[START OF Records to process]

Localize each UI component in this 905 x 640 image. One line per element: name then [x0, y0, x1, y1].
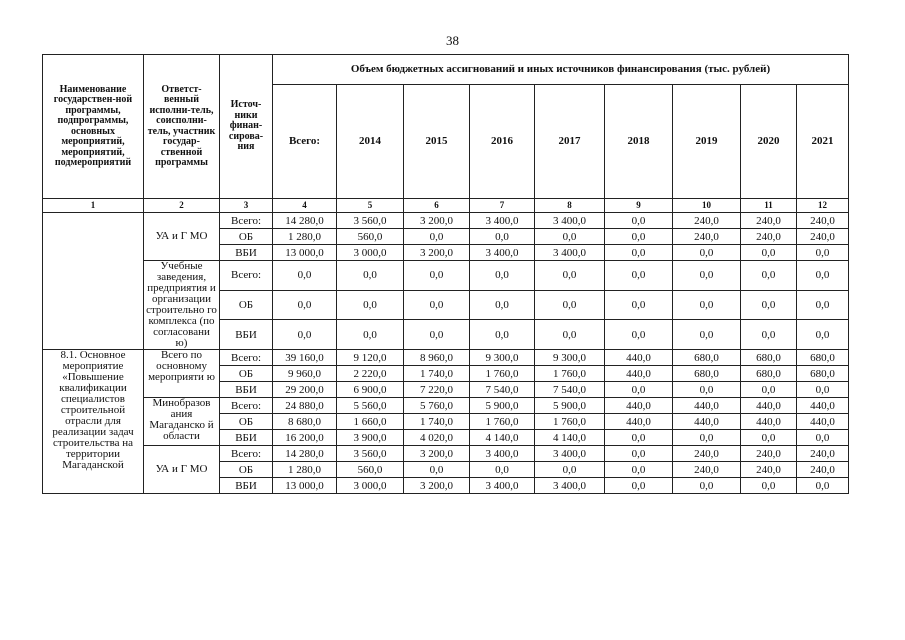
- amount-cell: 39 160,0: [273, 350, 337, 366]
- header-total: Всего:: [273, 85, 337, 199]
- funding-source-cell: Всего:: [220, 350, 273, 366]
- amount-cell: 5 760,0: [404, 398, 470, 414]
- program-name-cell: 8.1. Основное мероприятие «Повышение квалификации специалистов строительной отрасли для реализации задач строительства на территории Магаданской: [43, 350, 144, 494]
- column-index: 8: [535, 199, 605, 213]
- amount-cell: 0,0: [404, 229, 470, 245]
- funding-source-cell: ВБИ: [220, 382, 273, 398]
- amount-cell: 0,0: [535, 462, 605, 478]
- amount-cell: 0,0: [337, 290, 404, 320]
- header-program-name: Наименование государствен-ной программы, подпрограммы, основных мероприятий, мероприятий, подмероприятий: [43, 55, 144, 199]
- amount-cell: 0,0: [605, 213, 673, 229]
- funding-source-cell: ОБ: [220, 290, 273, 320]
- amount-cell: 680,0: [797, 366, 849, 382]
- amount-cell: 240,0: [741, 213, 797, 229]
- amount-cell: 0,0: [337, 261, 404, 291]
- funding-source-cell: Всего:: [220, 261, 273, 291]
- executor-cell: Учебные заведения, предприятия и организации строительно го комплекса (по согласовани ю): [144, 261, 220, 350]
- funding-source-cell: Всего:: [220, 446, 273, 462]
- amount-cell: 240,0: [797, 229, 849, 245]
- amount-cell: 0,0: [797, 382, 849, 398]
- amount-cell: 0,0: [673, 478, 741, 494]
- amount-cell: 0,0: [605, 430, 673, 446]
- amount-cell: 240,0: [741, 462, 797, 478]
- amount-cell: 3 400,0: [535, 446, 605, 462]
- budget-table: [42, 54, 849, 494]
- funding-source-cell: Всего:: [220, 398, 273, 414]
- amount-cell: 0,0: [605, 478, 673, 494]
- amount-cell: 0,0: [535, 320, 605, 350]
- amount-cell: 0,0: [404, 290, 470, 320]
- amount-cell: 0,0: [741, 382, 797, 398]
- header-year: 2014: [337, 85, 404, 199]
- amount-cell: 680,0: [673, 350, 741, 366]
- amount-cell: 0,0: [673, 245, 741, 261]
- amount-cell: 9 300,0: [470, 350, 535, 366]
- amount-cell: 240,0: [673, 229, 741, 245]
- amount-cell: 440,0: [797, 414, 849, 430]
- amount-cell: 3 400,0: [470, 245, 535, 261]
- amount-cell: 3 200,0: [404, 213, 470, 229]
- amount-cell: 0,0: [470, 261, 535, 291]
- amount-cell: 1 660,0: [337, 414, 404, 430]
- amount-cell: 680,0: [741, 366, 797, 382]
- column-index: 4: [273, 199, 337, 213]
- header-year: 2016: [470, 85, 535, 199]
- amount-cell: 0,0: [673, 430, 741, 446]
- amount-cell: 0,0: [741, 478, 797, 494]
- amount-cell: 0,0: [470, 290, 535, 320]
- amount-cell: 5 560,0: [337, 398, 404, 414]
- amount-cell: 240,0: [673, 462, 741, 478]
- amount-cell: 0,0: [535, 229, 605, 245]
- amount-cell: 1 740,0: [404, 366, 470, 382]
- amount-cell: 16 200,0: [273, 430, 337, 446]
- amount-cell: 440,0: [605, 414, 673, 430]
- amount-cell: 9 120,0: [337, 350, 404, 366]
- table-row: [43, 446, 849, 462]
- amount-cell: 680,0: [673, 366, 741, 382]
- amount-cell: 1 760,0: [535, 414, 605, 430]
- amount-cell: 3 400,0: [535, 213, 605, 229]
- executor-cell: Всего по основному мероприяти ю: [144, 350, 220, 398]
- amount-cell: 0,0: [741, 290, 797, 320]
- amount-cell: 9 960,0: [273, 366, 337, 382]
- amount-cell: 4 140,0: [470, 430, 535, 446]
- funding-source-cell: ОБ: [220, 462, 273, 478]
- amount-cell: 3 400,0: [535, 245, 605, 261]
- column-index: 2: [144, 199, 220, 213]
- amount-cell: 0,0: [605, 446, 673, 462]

[END OF Records to process]

### Task objective
Copy the data verbatim, beginning at the line that contains "- amount-cell: 39 160,0: [273, 350, 337, 366]" and stopping after the line that contains "- amount-cell: 680,0: [741, 366, 797, 382]".

### Task result
- amount-cell: 39 160,0: [273, 350, 337, 366]
- header-total: Всего:: [273, 85, 337, 199]
- funding-source-cell: Всего:: [220, 350, 273, 366]
- amount-cell: 5 760,0: [404, 398, 470, 414]
- program-name-cell: 8.1. Основное мероприятие «Повышение квалификации специалистов строительной отрасли для реализации задач строительства на территории Магаданской: [43, 350, 144, 494]
- column-index: 8: [535, 199, 605, 213]
- amount-cell: 0,0: [404, 229, 470, 245]
- funding-source-cell: ВБИ: [220, 382, 273, 398]
- amount-cell: 0,0: [535, 462, 605, 478]
- amount-cell: 0,0: [337, 290, 404, 320]
- header-program-name: Наименование государствен-ной программы, подпрограммы, основных мероприятий, мероприятий, подмероприятий: [43, 55, 144, 199]
- amount-cell: 0,0: [605, 213, 673, 229]
- funding-source-cell: ОБ: [220, 290, 273, 320]
- amount-cell: 680,0: [797, 366, 849, 382]
- amount-cell: 240,0: [741, 213, 797, 229]
- amount-cell: 0,0: [337, 261, 404, 291]
- funding-source-cell: Всего:: [220, 261, 273, 291]
- executor-cell: Учебные заведения, предприятия и организации строительно го комплекса (по согласовани ю): [144, 261, 220, 350]
- funding-source-cell: Всего:: [220, 446, 273, 462]
- amount-cell: 240,0: [797, 229, 849, 245]
- amount-cell: 0,0: [797, 382, 849, 398]
- amount-cell: 0,0: [673, 478, 741, 494]
- amount-cell: 0,0: [605, 430, 673, 446]
- amount-cell: 240,0: [741, 462, 797, 478]
- amount-cell: 3 400,0: [535, 446, 605, 462]
- budget-table: [42, 54, 849, 494]
- funding-source-cell: Всего:: [220, 398, 273, 414]
- amount-cell: 0,0: [605, 478, 673, 494]
- amount-cell: 0,0: [535, 320, 605, 350]
- amount-cell: 0,0: [404, 290, 470, 320]
- amount-cell: 0,0: [741, 382, 797, 398]
- header-year: 2014: [337, 85, 404, 199]
- amount-cell: 680,0: [673, 350, 741, 366]
- amount-cell: 0,0: [673, 245, 741, 261]
- amount-cell: 9 300,0: [470, 350, 535, 366]
- amount-cell: 240,0: [673, 229, 741, 245]
- amount-cell: 440,0: [797, 414, 849, 430]
- amount-cell: 3 400,0: [470, 245, 535, 261]
- amount-cell: 3 200,0: [404, 213, 470, 229]
- amount-cell: 0,0: [470, 261, 535, 291]
- amount-cell: 1 660,0: [337, 414, 404, 430]
- amount-cell: 680,0: [741, 366, 797, 382]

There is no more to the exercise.